INSTRUCTION:
Review the material and extract every line in which the word "title" occurs.

Collected data:
++++
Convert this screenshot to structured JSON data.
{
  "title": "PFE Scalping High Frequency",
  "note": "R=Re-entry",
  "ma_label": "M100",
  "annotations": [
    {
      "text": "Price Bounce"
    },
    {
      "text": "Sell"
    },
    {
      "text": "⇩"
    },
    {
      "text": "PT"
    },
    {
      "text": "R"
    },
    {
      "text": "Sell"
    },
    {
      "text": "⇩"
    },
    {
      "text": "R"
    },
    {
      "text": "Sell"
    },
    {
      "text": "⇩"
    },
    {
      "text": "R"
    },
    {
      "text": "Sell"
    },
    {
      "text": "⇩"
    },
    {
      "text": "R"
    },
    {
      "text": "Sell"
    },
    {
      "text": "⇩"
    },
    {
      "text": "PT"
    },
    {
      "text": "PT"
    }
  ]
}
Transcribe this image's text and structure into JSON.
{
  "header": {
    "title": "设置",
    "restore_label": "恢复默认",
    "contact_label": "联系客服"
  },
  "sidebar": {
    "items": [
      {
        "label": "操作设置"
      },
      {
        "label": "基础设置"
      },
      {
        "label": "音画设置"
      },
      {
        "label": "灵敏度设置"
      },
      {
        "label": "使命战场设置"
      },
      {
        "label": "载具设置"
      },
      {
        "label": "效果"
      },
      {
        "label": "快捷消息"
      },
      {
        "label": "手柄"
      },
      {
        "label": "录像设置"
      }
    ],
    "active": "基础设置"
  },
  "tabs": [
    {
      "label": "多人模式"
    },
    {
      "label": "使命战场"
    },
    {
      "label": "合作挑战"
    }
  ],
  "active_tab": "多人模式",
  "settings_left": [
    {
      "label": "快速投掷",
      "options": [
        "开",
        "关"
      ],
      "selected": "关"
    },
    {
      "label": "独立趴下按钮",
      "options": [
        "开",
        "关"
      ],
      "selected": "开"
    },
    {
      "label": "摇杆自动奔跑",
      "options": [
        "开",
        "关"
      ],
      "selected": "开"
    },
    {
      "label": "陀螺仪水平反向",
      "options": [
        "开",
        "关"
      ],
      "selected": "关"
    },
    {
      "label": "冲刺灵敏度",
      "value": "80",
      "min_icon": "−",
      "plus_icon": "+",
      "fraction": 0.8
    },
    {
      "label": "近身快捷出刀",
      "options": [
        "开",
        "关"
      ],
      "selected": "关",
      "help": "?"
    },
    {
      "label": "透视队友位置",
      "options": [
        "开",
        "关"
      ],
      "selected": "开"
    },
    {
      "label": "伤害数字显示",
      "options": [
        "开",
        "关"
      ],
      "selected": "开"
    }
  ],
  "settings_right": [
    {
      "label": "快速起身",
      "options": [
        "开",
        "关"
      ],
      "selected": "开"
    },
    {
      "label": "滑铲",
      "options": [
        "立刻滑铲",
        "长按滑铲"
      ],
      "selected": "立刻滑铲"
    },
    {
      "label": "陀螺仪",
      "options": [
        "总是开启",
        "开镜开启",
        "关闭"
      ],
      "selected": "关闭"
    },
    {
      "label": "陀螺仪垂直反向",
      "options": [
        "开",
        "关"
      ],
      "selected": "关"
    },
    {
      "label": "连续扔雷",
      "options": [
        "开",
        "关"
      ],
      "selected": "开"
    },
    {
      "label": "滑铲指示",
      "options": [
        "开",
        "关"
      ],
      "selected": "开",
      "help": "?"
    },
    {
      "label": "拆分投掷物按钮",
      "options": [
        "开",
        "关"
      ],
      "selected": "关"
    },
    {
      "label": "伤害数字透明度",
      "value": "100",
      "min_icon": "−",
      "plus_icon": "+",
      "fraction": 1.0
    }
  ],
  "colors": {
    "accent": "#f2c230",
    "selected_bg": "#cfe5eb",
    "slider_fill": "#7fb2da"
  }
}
++++
EXERCISE ANSWER:
  "title": "PFE Scalping High Frequency",
    "title": "设置",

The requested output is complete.